[Records excerpted from a collection]
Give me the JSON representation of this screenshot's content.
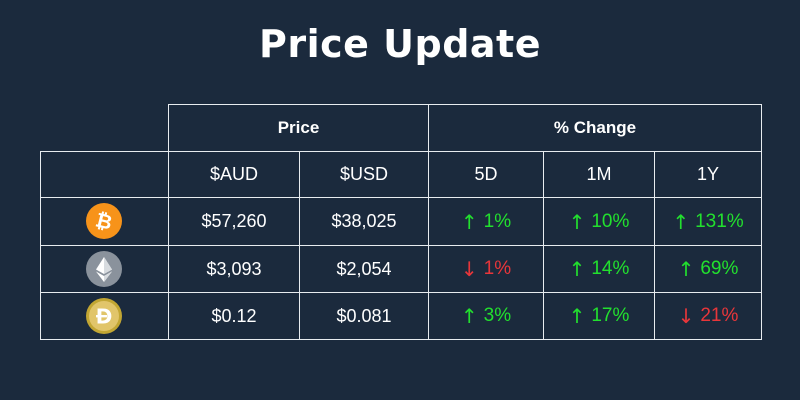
{
  "title": "Price Update",
  "headers": {
    "price": "Price",
    "change": "% Change",
    "aud": "$AUD",
    "usd": "$USD",
    "d5": "5D",
    "m1": "1M",
    "y1": "1Y"
  },
  "colors": {
    "up": "#22e02e",
    "down": "#e8363a",
    "background": "#1b2a3d"
  },
  "rows": [
    {
      "coin": "bitcoin-icon",
      "aud": "$57,260",
      "usd": "$38,025",
      "d5": {
        "dir": "up",
        "value": "1%"
      },
      "m1": {
        "dir": "up",
        "value": "10%"
      },
      "y1": {
        "dir": "up",
        "value": "131%"
      }
    },
    {
      "coin": "ethereum-icon",
      "aud": "$3,093",
      "usd": "$2,054",
      "d5": {
        "dir": "down",
        "value": "1%"
      },
      "m1": {
        "dir": "up",
        "value": "14%"
      },
      "y1": {
        "dir": "up",
        "value": "69%"
      }
    },
    {
      "coin": "dogecoin-icon",
      "aud": "$0.12",
      "usd": "$0.081",
      "d5": {
        "dir": "up",
        "value": "3%"
      },
      "m1": {
        "dir": "up",
        "value": "17%"
      },
      "y1": {
        "dir": "down",
        "value": "21%"
      }
    }
  ]
}
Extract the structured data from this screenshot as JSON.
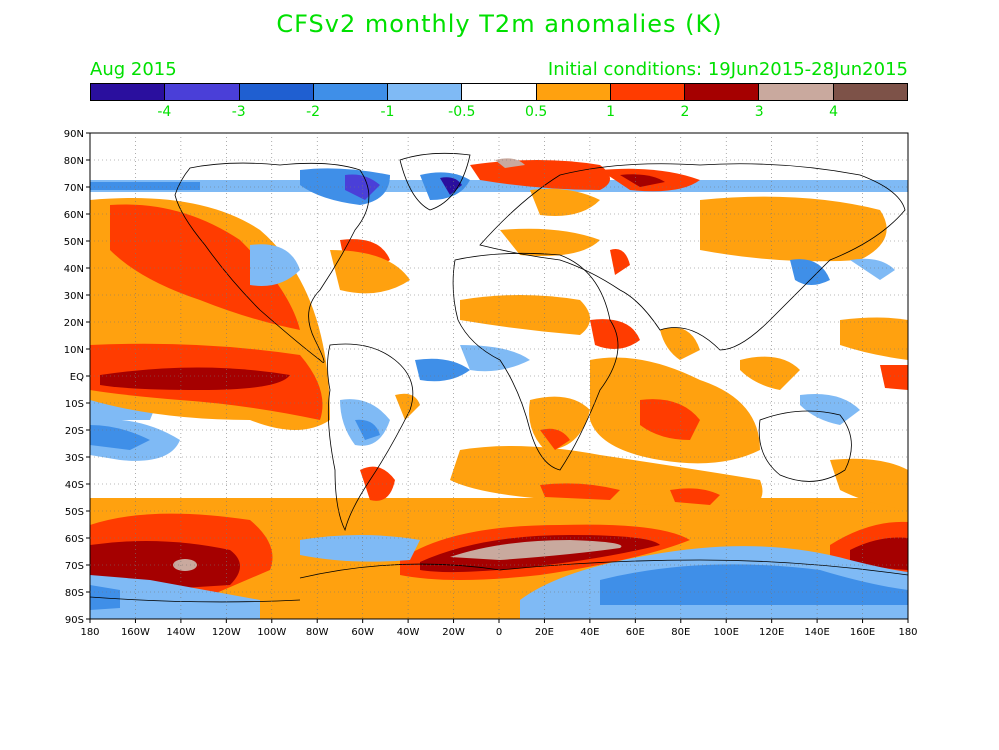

* Problem to solve:
Looking back at the lines above, state how many contain the word "icon", and supply nothing besides the number.

* Worked answer:
3